Job: Read through the entries below and return each line with the word "text".

_ _ _ _ _ _ _

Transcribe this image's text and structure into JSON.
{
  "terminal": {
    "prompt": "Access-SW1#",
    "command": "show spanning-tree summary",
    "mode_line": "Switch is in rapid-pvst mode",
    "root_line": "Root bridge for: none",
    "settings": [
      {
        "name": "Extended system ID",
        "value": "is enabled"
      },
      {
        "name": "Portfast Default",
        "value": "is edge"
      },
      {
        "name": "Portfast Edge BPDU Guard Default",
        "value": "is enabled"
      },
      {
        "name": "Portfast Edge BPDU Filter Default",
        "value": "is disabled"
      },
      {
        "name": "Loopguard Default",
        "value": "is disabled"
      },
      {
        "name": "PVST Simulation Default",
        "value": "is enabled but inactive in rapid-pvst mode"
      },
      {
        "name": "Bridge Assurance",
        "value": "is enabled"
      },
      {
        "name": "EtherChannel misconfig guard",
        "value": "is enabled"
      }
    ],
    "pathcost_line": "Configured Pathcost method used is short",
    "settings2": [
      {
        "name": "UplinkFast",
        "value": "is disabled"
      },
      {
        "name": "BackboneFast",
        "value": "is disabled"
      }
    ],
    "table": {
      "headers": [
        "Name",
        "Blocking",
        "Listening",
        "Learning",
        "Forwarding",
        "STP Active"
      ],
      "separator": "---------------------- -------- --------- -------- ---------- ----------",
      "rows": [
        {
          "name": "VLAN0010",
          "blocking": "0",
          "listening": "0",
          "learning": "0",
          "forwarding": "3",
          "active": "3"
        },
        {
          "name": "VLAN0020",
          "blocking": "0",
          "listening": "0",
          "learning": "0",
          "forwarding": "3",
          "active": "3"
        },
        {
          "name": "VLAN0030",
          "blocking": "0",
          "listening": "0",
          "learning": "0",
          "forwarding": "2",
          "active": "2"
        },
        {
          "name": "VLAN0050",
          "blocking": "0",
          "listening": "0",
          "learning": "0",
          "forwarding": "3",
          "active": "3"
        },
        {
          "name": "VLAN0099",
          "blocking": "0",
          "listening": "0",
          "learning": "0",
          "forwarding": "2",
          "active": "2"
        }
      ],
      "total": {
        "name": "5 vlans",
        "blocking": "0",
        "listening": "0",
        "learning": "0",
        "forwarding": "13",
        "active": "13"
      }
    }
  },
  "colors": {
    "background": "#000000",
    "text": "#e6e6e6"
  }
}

_ _ _ _ _ _ _

Solved exercise:
Transcribe this image's text and structure into JSON.
    "text": "#e6e6e6"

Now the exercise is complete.